▶ [Material for the task]:
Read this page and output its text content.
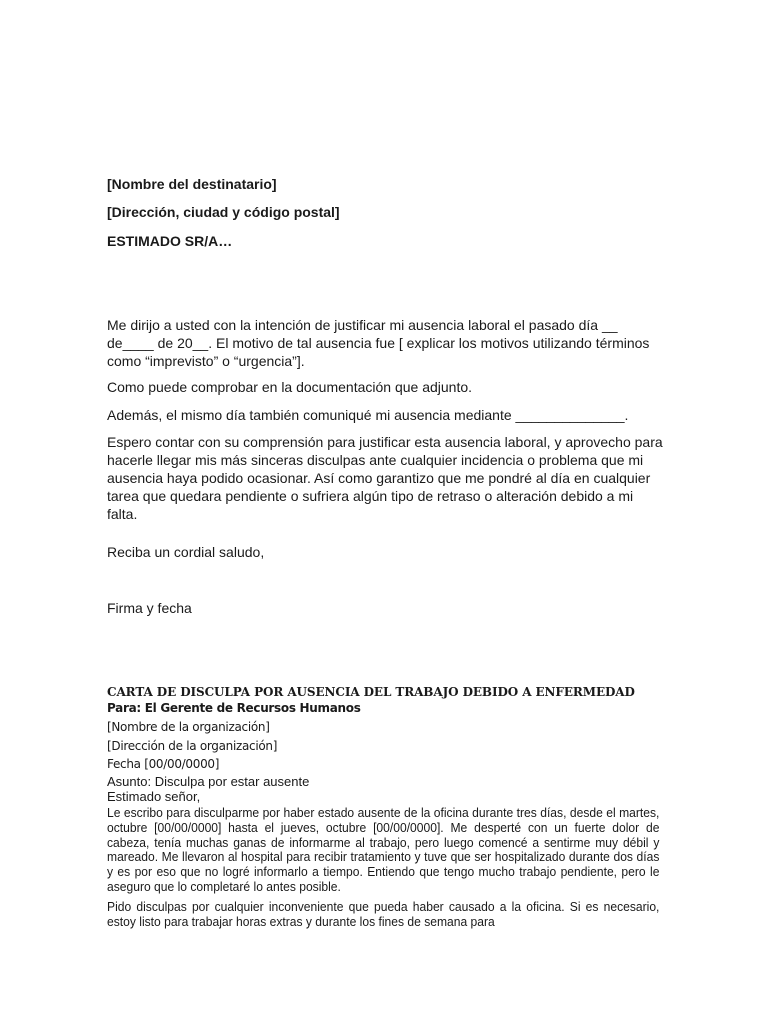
[Nombre del destinatario]
[Dirección, ciudad y código postal]
ESTIMADO SR/A…

Me dirijo a usted con la intención de justificar mi ausencia laboral el pasado día __ de____ de 20__. El motivo de tal ausencia fue [ explicar los motivos utilizando términos como “imprevisto” o “urgencia”].

Como puede comprobar en la documentación que adjunto.

Además, el mismo día también comuniqué mi ausencia mediante ______________.

Espero contar con su comprensión para justificar esta ausencia laboral, y aprovecho para hacerle llegar mis más sinceras disculpas ante cualquier incidencia o problema que mi ausencia haya podido ocasionar. Así como garantizo que me pondré al día en cualquier tarea que quedara pendiente o sufriera algún tipo de retraso o alteración debido a mi falta.

Reciba un cordial saludo,
Firma y fecha
CARTA DE DISCULPA POR AUSENCIA DEL TRABAJO DEBIDO A ENFERMEDAD
Para: El Gerente de Recursos Humanos
[Nombre de la organización]
[Dirección de la organización]
Fecha [00/00/0000]
Asunto: Disculpa por estar ausente
Estimado señor,

Le escribo para disculparme por haber estado ausente de la oficina durante tres días, desde el martes, octubre [00/00/0000] hasta el jueves, octubre [00/00/0000]. Me desperté con un fuerte dolor de cabeza, tenía muchas ganas de informarme al trabajo, pero luego comencé a sentirme muy débil y mareado. Me llevaron al hospital para recibir tratamiento y tuve que ser hospitalizado durante dos días y es por eso que no logré informarlo a tiempo. Entiendo que tengo mucho trabajo pendiente, pero le aseguro que lo completaré lo antes posible.

Pido disculpas por cualquier inconveniente que pueda haber causado a la oficina. Si es necesario, estoy listo para trabajar horas extras y durante los fines de semana para
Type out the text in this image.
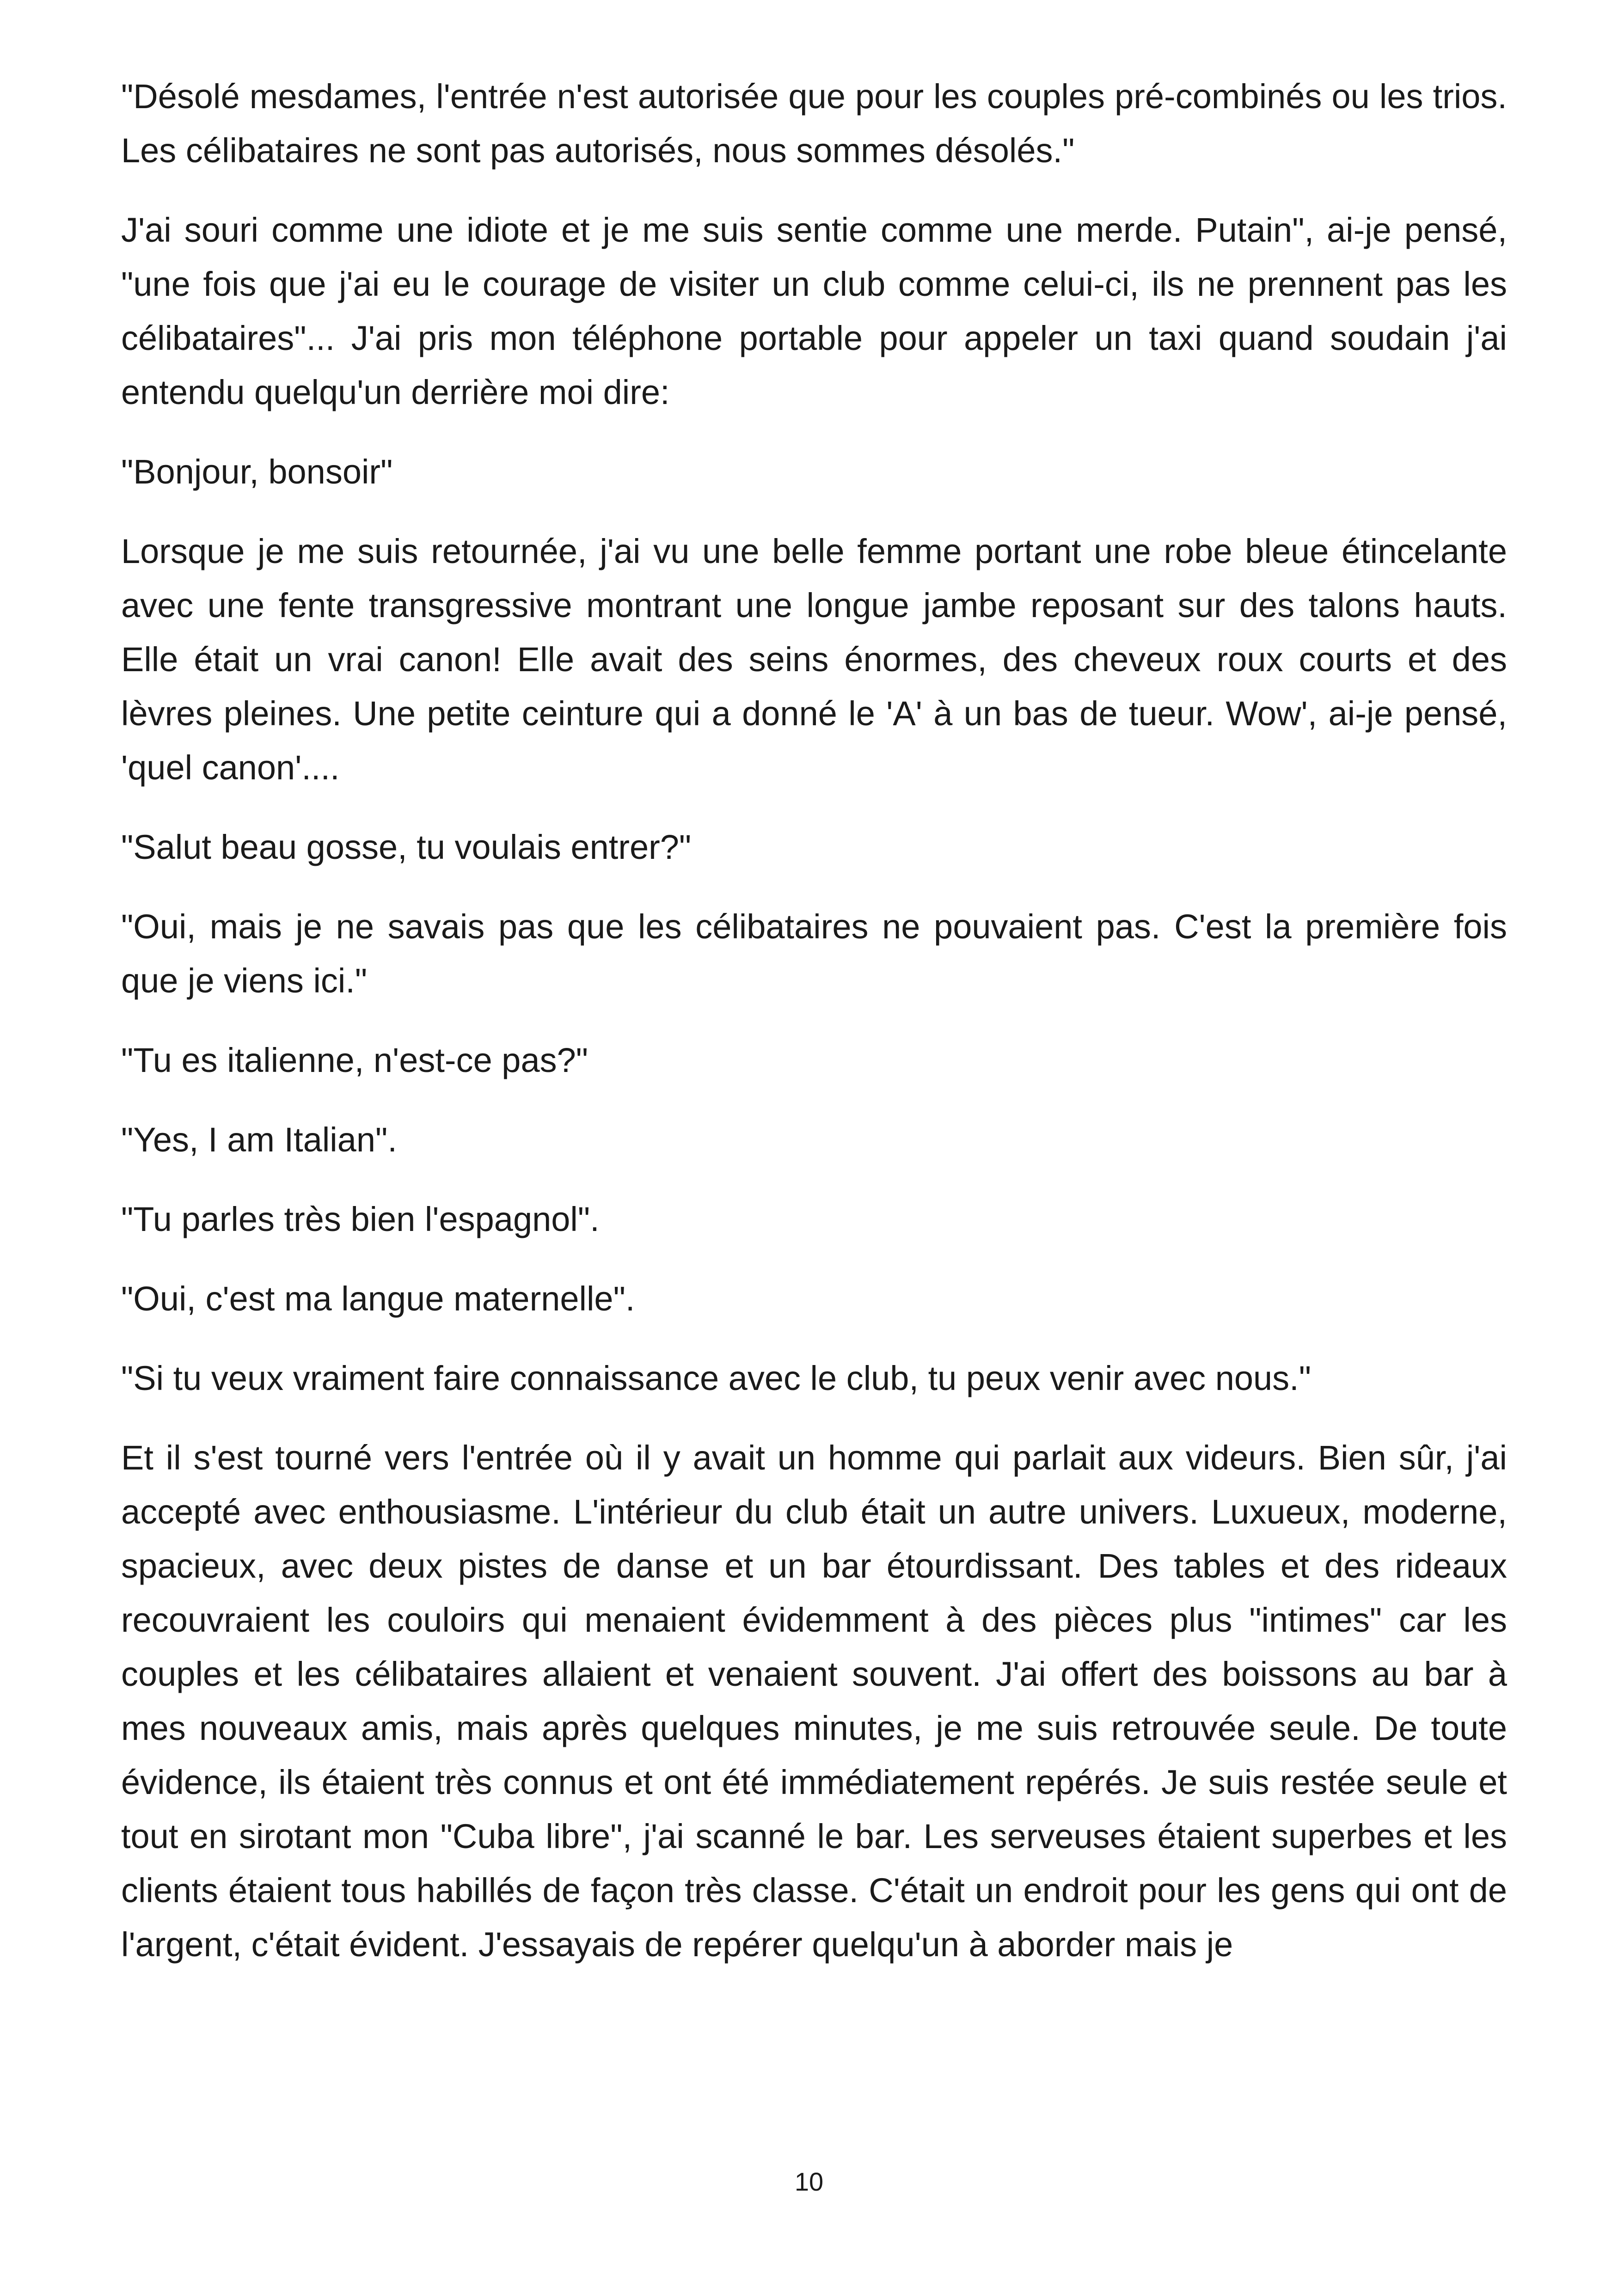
"Désolé mesdames, l'entrée n'est autorisée que pour les couples pré-combinés ou les trios. Les célibataires ne sont pas autorisés, nous sommes désolés."

J'ai souri comme une idiote et je me suis sentie comme une merde. Putain", ai-je pensé, "une fois que j'ai eu le courage de visiter un club comme celui-ci, ils ne prennent pas les célibataires"... J'ai pris mon téléphone portable pour appeler un taxi quand soudain j'ai entendu quelqu'un derrière moi dire:

"Bonjour, bonsoir"

Lorsque je me suis retournée, j'ai vu une belle femme portant une robe bleue étincelante avec une fente transgressive montrant une longue jambe reposant sur des talons hauts. Elle était un vrai canon! Elle avait des seins énormes, des cheveux roux courts et des lèvres pleines. Une petite ceinture qui a donné le 'A' à un bas de tueur. Wow', ai-je pensé, 'quel canon'....

"Salut beau gosse, tu voulais entrer?"

"Oui, mais je ne savais pas que les célibataires ne pouvaient pas. C'est la première fois que je viens ici."

"Tu es italienne, n'est-ce pas?"

"Yes, I am Italian".

"Tu parles très bien l'espagnol".

"Oui, c'est ma langue maternelle".

"Si tu veux vraiment faire connaissance avec le club, tu peux venir avec nous."

Et il s'est tourné vers l'entrée où il y avait un homme qui parlait aux videurs. Bien sûr, j'ai accepté avec enthousiasme. L'intérieur du club était un autre univers. Luxueux, moderne, spacieux, avec deux pistes de danse et un bar étourdissant. Des tables et des rideaux recouvraient les couloirs qui menaient évidemment à des pièces plus "intimes" car les couples et les célibataires allaient et venaient souvent. J'ai offert des boissons au bar à mes nouveaux amis, mais après quelques minutes, je me suis retrouvée seule. De toute évidence, ils étaient très connus et ont été immédiatement repérés. Je suis restée seule et tout en sirotant mon "Cuba libre", j'ai scanné le bar. Les serveuses étaient superbes et les clients étaient tous habillés de façon très classe. C'était un endroit pour les gens qui ont de l'argent, c'était évident. J'essayais de repérer quelqu'un à aborder mais je

10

▶ [Goal]: Choose all lines containing the string "fois" and copy them out.

▶ [Complete output]:
J'ai souri comme une idiote et je me suis sentie comme une merde. Putain", ai-je pensé, "une fois que j'ai eu le courage de visiter un club comme celui-ci, ils ne prennent pas les célibataires"... J'ai pris mon téléphone portable pour appeler un taxi quand soudain j'ai entendu quelqu'un derrière moi dire:
"Oui, mais je ne savais pas que les célibataires ne pouvaient pas. C'est la première fois que je viens ici."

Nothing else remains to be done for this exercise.